Excerpt from a dataset
____

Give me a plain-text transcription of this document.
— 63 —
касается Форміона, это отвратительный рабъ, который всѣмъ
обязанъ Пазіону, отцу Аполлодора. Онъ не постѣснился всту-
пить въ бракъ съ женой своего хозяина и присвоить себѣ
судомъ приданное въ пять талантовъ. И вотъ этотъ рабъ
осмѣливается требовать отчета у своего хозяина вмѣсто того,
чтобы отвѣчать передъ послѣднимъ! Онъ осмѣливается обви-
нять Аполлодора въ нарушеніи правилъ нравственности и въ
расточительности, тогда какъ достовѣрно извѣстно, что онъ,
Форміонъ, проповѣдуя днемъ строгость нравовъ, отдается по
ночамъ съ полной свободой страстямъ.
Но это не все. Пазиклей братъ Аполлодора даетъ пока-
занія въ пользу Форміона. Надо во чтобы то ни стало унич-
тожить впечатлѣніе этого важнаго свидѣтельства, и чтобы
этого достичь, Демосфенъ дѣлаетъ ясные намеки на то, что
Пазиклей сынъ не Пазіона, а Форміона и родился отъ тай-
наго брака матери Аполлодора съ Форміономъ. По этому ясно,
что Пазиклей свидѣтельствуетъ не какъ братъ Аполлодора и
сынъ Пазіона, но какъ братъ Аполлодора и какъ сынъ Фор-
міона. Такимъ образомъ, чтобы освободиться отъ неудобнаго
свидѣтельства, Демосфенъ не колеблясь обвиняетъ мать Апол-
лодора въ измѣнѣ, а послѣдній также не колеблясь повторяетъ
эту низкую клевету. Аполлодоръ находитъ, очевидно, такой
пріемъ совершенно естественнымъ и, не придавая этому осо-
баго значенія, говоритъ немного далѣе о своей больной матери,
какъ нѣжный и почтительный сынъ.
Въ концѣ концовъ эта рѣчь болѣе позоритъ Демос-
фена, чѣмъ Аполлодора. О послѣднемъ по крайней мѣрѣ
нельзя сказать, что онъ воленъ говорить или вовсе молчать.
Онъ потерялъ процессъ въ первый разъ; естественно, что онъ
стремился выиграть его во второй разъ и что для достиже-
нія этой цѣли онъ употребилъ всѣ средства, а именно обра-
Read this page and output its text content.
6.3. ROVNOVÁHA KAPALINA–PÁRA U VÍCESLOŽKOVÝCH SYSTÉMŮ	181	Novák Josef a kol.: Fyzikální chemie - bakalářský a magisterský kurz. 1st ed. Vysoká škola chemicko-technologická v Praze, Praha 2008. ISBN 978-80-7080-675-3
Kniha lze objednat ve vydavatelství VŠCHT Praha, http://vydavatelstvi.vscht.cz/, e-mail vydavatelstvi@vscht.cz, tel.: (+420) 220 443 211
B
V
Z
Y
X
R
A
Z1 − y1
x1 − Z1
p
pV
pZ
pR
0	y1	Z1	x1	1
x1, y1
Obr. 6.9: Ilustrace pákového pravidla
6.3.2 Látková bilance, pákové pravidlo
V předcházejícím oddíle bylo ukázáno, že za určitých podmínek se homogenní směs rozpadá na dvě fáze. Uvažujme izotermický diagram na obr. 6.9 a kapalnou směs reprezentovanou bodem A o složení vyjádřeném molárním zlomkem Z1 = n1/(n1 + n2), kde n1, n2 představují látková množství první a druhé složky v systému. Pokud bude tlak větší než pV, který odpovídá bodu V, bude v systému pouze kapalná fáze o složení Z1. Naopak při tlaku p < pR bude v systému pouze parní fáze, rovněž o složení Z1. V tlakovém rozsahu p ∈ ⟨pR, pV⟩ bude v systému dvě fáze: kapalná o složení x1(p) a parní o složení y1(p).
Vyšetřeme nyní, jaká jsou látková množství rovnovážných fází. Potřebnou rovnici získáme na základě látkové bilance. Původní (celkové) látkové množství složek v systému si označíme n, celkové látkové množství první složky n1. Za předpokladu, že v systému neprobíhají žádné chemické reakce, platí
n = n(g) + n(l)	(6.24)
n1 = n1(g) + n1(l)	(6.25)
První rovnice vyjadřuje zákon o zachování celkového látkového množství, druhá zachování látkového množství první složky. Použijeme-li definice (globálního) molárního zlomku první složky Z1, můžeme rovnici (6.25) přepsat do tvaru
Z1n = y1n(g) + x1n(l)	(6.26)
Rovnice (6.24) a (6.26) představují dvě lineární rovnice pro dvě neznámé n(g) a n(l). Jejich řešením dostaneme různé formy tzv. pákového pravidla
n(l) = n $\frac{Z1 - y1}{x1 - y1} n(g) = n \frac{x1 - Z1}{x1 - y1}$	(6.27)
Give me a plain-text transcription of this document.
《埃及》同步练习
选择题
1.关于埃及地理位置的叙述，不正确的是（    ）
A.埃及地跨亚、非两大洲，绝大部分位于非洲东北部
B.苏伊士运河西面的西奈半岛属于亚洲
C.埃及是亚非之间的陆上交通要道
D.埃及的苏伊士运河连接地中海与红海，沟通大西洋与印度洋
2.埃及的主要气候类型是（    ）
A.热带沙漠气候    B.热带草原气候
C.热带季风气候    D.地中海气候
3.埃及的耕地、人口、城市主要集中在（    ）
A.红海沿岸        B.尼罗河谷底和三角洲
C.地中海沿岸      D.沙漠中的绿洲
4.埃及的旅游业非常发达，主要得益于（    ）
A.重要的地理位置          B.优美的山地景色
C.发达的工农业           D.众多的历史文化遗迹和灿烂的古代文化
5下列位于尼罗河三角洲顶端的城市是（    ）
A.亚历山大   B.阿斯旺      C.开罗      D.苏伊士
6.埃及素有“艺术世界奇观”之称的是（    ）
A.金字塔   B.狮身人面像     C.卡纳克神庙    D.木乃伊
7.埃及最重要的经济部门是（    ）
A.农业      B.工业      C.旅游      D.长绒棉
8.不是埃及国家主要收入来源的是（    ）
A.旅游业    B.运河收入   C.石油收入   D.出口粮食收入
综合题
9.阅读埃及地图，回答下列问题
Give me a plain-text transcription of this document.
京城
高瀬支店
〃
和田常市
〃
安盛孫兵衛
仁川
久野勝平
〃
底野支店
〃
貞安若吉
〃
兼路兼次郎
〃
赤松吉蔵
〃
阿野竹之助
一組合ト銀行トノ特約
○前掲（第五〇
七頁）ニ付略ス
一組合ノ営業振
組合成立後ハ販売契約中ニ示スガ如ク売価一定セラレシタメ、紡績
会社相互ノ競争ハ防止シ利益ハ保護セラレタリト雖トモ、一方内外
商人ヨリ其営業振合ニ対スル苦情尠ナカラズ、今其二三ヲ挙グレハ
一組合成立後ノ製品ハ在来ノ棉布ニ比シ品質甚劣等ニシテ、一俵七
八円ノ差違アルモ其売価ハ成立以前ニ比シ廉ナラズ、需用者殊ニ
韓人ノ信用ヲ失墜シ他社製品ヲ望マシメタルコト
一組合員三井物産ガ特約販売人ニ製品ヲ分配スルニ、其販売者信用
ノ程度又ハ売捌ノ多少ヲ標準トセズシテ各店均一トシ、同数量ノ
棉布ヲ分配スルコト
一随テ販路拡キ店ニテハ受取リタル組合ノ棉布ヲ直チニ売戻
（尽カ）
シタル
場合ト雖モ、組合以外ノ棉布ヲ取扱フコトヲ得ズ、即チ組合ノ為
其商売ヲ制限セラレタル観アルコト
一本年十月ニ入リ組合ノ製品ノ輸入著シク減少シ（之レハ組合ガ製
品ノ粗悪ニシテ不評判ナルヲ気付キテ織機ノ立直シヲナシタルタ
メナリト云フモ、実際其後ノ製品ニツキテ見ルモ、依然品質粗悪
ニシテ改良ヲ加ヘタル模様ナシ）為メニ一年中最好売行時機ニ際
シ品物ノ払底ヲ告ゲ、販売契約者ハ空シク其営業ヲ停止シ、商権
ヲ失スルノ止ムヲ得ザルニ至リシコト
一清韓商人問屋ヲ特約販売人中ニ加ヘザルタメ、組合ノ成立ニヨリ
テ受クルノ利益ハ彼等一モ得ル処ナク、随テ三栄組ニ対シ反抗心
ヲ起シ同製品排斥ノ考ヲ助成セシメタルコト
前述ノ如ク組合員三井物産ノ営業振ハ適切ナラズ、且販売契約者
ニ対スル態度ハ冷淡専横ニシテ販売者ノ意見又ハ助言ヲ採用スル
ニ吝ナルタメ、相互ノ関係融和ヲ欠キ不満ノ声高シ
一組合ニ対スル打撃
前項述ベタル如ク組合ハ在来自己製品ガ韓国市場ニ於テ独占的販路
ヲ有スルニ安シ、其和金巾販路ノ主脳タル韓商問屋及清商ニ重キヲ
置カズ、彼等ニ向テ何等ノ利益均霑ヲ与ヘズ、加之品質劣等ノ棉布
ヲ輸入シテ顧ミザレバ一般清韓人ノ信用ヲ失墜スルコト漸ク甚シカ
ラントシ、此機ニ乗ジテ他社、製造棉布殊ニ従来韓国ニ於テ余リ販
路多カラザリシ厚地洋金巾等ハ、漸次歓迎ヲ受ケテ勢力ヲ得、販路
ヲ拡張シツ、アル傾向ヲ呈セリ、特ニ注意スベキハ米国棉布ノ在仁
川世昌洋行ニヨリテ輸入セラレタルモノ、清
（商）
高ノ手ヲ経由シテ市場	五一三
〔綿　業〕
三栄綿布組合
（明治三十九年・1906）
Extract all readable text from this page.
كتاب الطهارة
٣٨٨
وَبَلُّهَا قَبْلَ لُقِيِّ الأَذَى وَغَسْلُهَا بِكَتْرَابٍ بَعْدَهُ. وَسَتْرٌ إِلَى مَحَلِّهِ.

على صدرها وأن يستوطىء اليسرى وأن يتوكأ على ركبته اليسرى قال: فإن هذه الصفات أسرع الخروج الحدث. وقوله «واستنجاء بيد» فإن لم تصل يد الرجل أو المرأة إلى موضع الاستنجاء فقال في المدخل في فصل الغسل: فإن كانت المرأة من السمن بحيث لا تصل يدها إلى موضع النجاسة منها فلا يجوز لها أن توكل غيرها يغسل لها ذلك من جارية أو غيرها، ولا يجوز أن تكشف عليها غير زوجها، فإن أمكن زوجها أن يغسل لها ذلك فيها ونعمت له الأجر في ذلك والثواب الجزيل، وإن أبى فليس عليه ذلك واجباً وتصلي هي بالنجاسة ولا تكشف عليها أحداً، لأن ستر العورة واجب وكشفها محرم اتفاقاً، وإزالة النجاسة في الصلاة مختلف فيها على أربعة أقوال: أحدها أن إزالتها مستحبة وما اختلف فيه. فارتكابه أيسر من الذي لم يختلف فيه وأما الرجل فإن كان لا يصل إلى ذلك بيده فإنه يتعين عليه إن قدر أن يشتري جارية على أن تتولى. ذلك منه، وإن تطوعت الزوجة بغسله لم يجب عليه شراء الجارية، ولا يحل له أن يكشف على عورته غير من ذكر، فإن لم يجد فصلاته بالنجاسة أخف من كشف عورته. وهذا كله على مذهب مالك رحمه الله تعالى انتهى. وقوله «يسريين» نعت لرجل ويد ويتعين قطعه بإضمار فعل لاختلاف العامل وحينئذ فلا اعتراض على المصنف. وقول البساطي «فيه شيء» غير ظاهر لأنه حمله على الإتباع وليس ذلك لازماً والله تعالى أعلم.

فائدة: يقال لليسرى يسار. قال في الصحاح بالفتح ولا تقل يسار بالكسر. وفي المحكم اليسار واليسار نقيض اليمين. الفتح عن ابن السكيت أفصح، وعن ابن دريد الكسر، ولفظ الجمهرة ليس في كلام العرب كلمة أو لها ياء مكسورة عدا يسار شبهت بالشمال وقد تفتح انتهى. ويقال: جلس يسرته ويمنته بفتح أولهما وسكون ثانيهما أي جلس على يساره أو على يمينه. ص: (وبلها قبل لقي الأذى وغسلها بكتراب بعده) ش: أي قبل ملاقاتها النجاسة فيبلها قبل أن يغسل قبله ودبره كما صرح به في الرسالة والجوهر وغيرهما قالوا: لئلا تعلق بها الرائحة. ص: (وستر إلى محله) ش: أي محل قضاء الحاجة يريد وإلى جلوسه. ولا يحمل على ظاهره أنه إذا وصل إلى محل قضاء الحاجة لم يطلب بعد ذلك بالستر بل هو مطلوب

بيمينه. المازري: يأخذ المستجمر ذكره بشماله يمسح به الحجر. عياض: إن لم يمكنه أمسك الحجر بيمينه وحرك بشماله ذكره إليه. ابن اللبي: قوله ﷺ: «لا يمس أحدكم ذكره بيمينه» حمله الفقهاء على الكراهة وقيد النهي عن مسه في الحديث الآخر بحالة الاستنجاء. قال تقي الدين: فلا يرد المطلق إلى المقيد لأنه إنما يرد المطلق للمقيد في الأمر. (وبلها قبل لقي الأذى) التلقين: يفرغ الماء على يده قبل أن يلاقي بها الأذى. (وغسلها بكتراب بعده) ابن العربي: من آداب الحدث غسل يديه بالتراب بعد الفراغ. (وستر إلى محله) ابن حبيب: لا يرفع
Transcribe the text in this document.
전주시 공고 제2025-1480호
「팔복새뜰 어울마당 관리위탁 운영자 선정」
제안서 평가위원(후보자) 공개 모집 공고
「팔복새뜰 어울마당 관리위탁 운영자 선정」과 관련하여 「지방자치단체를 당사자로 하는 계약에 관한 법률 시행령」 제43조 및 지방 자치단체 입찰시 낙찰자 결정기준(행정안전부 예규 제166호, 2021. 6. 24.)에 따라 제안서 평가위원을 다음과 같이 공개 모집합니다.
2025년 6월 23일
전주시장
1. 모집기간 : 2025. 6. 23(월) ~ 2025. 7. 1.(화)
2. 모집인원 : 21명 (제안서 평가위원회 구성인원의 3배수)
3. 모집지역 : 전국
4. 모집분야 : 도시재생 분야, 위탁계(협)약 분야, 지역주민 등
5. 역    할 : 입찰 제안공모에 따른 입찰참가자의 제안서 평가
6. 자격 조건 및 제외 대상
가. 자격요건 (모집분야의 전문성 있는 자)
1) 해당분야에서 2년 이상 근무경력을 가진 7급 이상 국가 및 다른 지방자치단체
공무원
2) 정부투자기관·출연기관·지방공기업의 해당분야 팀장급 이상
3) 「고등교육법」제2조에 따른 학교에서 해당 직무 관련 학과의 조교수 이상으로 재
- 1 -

____

◆ **WHAT THIS TASK INVOLVES**:
Copy and report every line where the word "братъ" is present.

◆ **THE RESPONSE**:
Но это не все. Пазиклей братъ Аполлодора даетъ пока-
что Пазиклей свидѣтельствуетъ не какъ братъ Аполлодора и
сынъ Пазіона, но какъ братъ Аполлодора и какъ сынъ Фор-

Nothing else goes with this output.